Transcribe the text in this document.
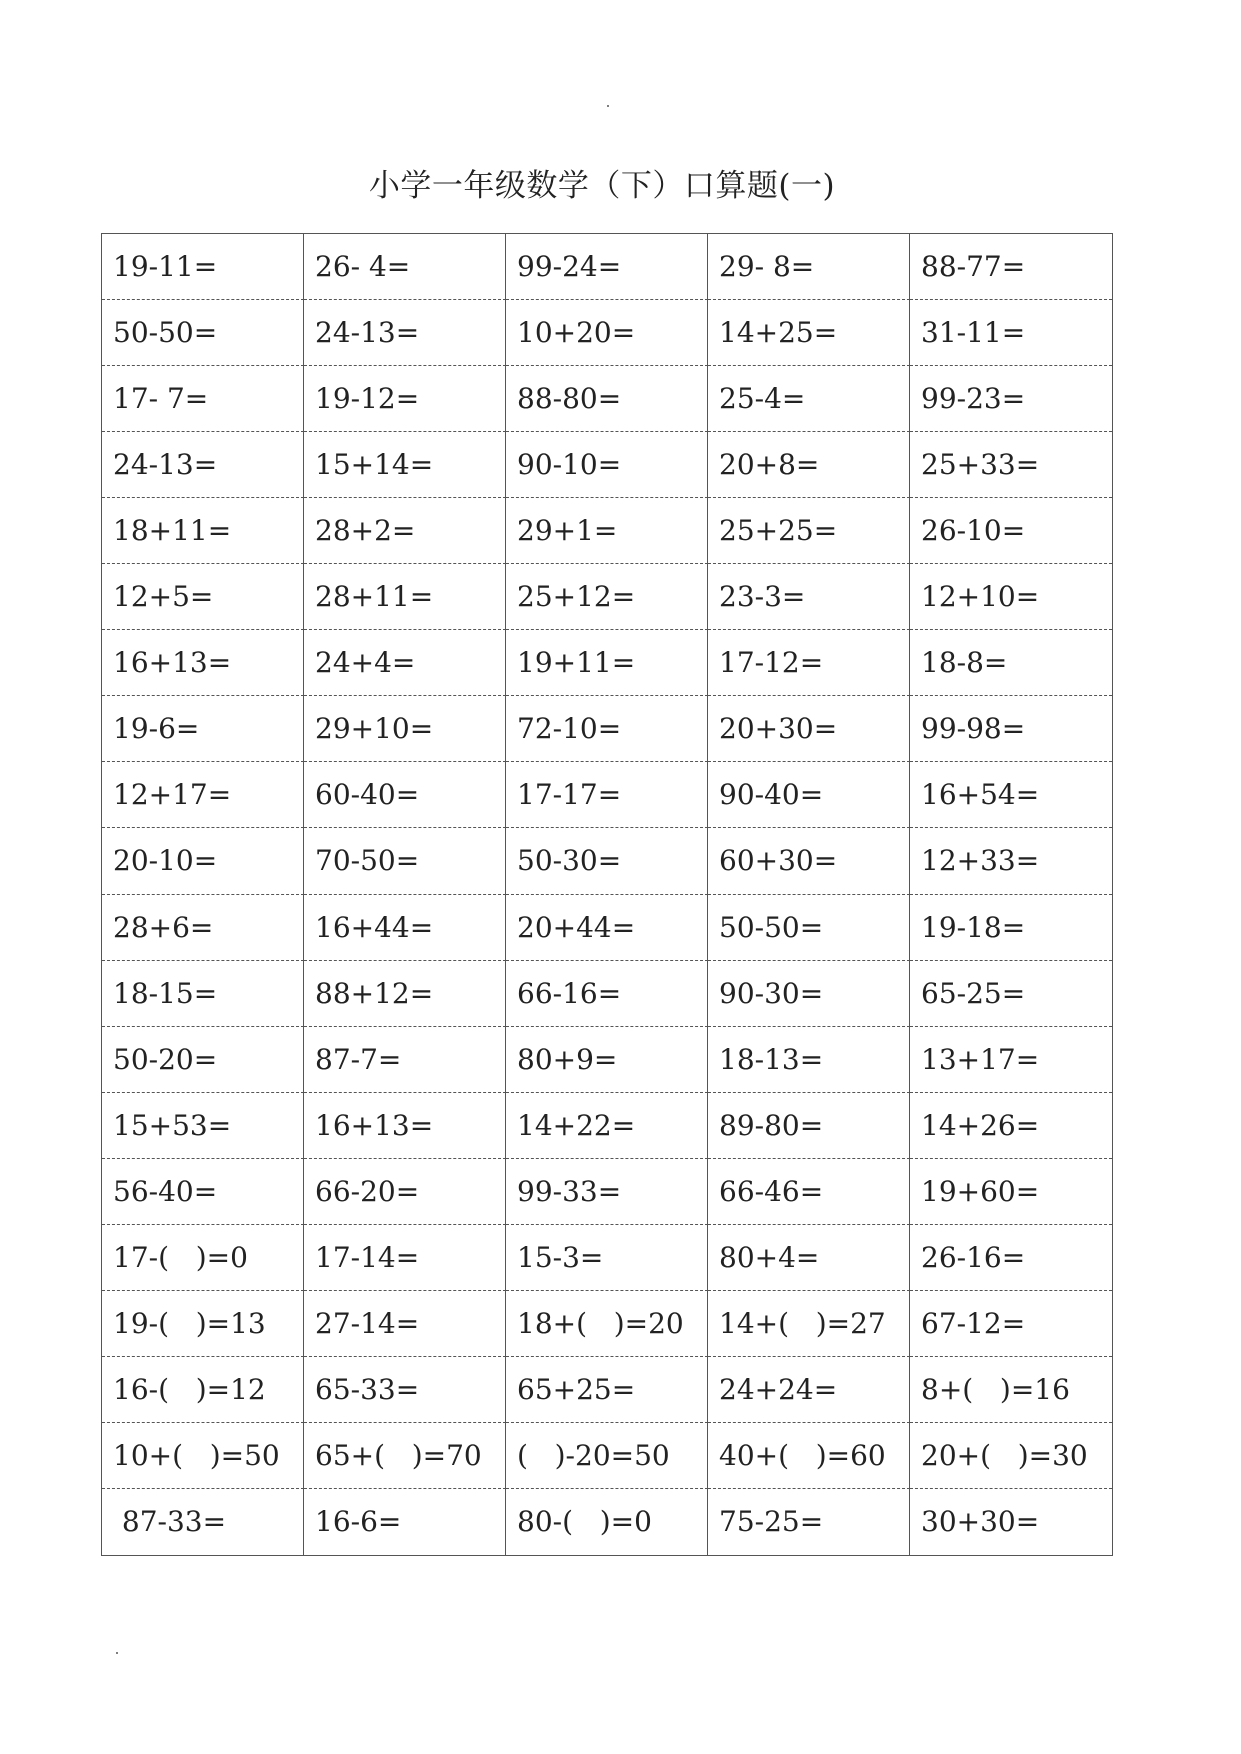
小学一年级数学（下）口算题(一)
19-11=	26- 4=	99-24=	29- 8=	88-77=
50-50=	24-13=	10+20=	14+25=	31-11=
17- 7=	19-12=	88-80=	25-4=	99-23=
24-13=	15+14=	90-10=	20+8=	25+33=
18+11=	28+2=	29+1=	25+25=	26-10=
12+5=	28+11=	25+12=	23-3=	12+10=
16+13=	24+4=	19+11=	17-12=	18-8=
19-6=	29+10=	72-10=	20+30=	99-98=
12+17=	60-40=	17-17=	90-40=	16+54=
20-10=	70-50=	50-30=	60+30=	12+33=
28+6=	16+44=	20+44=	50-50=	19-18=
18-15=	88+12=	66-16=	90-30=	65-25=
50-20=	87-7=	80+9=	18-13=	13+17=
15+53=	16+13=	14+22=	89-80=	14+26=
56-40=	66-20=	99-33=	66-46=	19+60=
17-(   )=0	17-14=	15-3=	80+4=	26-16=
19-(   )=13	27-14=	18+(   )=20	14+(   )=27	67-12=
16-(   )=12	65-33=	65+25=	24+24=	8+(   )=16
10+(   )=50	65+(   )=70	(   )-20=50	40+(   )=60	20+(   )=30
87-33=	16-6=	80-(   )=0	75-25=	30+30=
────
Work to be completed: Extract all the entries word for word; omit any pictures.

Response for this exercise:
Transcribe the text in this document.
小学一年级数学（下）口算题(一)
19-11=	26- 4=	99-24=	29- 8=	88-77=
50-50=	24-13=	10+20=	14+25=	31-11=
17- 7=	19-12=	88-80=	25-4=	99-23=
24-13=	15+14=	90-10=	20+8=	25+33=
18+11=	28+2=	29+1=	25+25=	26-10=
12+5=	28+11=	25+12=	23-3=	12+10=
16+13=	24+4=	19+11=	17-12=	18-8=
19-6=	29+10=	72-10=	20+30=	99-98=
12+17=	60-40=	17-17=	90-40=	16+54=
20-10=	70-50=	50-30=	60+30=	12+33=
28+6=	16+44=	20+44=	50-50=	19-18=
18-15=	88+12=	66-16=	90-30=	65-25=
50-20=	87-7=	80+9=	18-13=	13+17=
15+53=	16+13=	14+22=	89-80=	14+26=
56-40=	66-20=	99-33=	66-46=	19+60=
17-(   )=0	17-14=	15-3=	80+4=	26-16=
19-(   )=13	27-14=	18+(   )=20	14+(   )=27	67-12=
16-(   )=12	65-33=	65+25=	24+24=	8+(   )=16
10+(   )=50	65+(   )=70	(   )-20=50	40+(   )=60	20+(   )=30
87-33=	16-6=	80-(   )=0	75-25=	30+30=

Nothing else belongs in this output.